◆ STORED DATA:
* * * * * * * * *
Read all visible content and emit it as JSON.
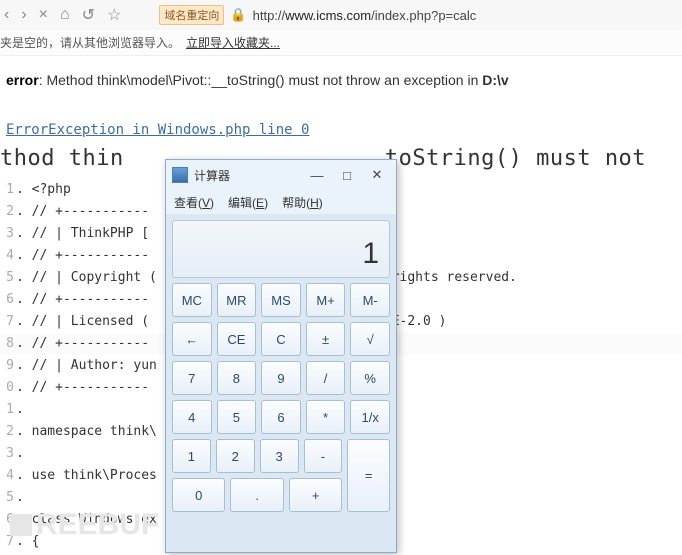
{
  "toolbar": {
    "redirect_label": "域名重定向",
    "url_prefix": "http://",
    "url_host": "www.icms.com",
    "url_path": "/index.php?p=calc"
  },
  "bookmark_bar": {
    "empty_msg": "夹是空的，请从其他浏览器导入。",
    "import_link": "立即导入收藏夹..."
  },
  "page": {
    "fatal_prefix": "error",
    "fatal_msg": ": Method think\\model\\Pivot::__toString() must not throw an exception in ",
    "fatal_path": "D:\\v",
    "exc_link": "ErrorException in Windows.php line 0",
    "big_left": "thod thin",
    "big_right": "toString() must not",
    "code_lines": [
      {
        "n": "1",
        "t": "<?php"
      },
      {
        "n": "2",
        "t": "// +-----------"
      },
      {
        "n": "3",
        "t": "// | ThinkPHP ["
      },
      {
        "n": "4",
        "t": "// +-----------"
      },
      {
        "n": "5",
        "t": "// | Copyright ("
      },
      {
        "n": "5r",
        "t": " rights reserved."
      },
      {
        "n": "6",
        "t": "// +-----------"
      },
      {
        "n": "7",
        "t": "// | Licensed ("
      },
      {
        "n": "7r",
        "t": "NSE-2.0 )"
      },
      {
        "n": "8",
        "t": "// +-----------"
      },
      {
        "n": "9",
        "t": "// | Author: yun"
      },
      {
        "n": "0",
        "t": "// +-----------"
      },
      {
        "n": "1b",
        "t": ""
      },
      {
        "n": "2b",
        "t": "namespace think\\"
      },
      {
        "n": "3b",
        "t": ""
      },
      {
        "n": "4b",
        "t": "use think\\Proces"
      },
      {
        "n": "5b",
        "t": ""
      },
      {
        "n": "6b",
        "t": "class Windows ex"
      },
      {
        "n": "7b",
        "t": "{"
      }
    ]
  },
  "watermark": "REEBUF",
  "calc": {
    "title": "计算器",
    "menu": {
      "view": "查看",
      "v": "V",
      "edit": "编辑",
      "e": "E",
      "help": "帮助",
      "h": "H"
    },
    "display": "1",
    "rows": [
      [
        "MC",
        "MR",
        "MS",
        "M+",
        "M-"
      ],
      [
        "←",
        "CE",
        "C",
        "±",
        "√"
      ],
      [
        "7",
        "8",
        "9",
        "/",
        "%"
      ],
      [
        "4",
        "5",
        "6",
        "*",
        "1/x"
      ]
    ],
    "last": {
      "r1": [
        "1",
        "2",
        "3",
        "-"
      ],
      "r2wide": "0",
      "r2dot": ".",
      "r2plus": "+",
      "eq": "="
    }
  }
}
* * * * * * * * *
◆ WHAT IS ASKED:
Without the pictures, print the records in full, exactly as they appear.

◆ PROBLEM SOLUTION:
Read all visible content and emit it as JSON.
{
  "toolbar": {
    "redirect_label": "域名重定向",
    "url_prefix": "http://",
    "url_host": "www.icms.com",
    "url_path": "/index.php?p=calc"
  },
  "bookmark_bar": {
    "empty_msg": "夹是空的，请从其他浏览器导入。",
    "import_link": "立即导入收藏夹..."
  },
  "page": {
    "fatal_prefix": "error",
    "fatal_msg": ": Method think\\model\\Pivot::__toString() must not throw an exception in ",
    "fatal_path": "D:\\v",
    "exc_link": "ErrorException in Windows.php line 0",
    "big_left": "thod thin",
    "big_right": "toString() must not",
    "code_lines": [
      {
        "n": "1",
        "t": "<?php"
      },
      {
        "n": "2",
        "t": "// +-----------"
      },
      {
        "n": "3",
        "t": "// | ThinkPHP ["
      },
      {
        "n": "4",
        "t": "// +-----------"
      },
      {
        "n": "5",
        "t": "// | Copyright ("
      },
      {
        "n": "5r",
        "t": " rights reserved."
      },
      {
        "n": "6",
        "t": "// +-----------"
      },
      {
        "n": "7",
        "t": "// | Licensed ("
      },
      {
        "n": "7r",
        "t": "NSE-2.0 )"
      },
      {
        "n": "8",
        "t": "// +-----------"
      },
      {
        "n": "9",
        "t": "// | Author: yun"
      },
      {
        "n": "0",
        "t": "// +-----------"
      },
      {
        "n": "1b",
        "t": ""
      },
      {
        "n": "2b",
        "t": "namespace think\\"
      },
      {
        "n": "3b",
        "t": ""
      },
      {
        "n": "4b",
        "t": "use think\\Proces"
      },
      {
        "n": "5b",
        "t": ""
      },
      {
        "n": "6b",
        "t": "class Windows ex"
      },
      {
        "n": "7b",
        "t": "{"
      }
    ]
  },
  "watermark": "REEBUF",
  "calc": {
    "title": "计算器",
    "menu": {
      "view": "查看",
      "v": "V",
      "edit": "编辑",
      "e": "E",
      "help": "帮助",
      "h": "H"
    },
    "display": "1",
    "rows": [
      [
        "MC",
        "MR",
        "MS",
        "M+",
        "M-"
      ],
      [
        "←",
        "CE",
        "C",
        "±",
        "√"
      ],
      [
        "7",
        "8",
        "9",
        "/",
        "%"
      ],
      [
        "4",
        "5",
        "6",
        "*",
        "1/x"
      ]
    ],
    "last": {
      "r1": [
        "1",
        "2",
        "3",
        "-"
      ],
      "r2wide": "0",
      "r2dot": ".",
      "r2plus": "+",
      "eq": "="
    }
  }
}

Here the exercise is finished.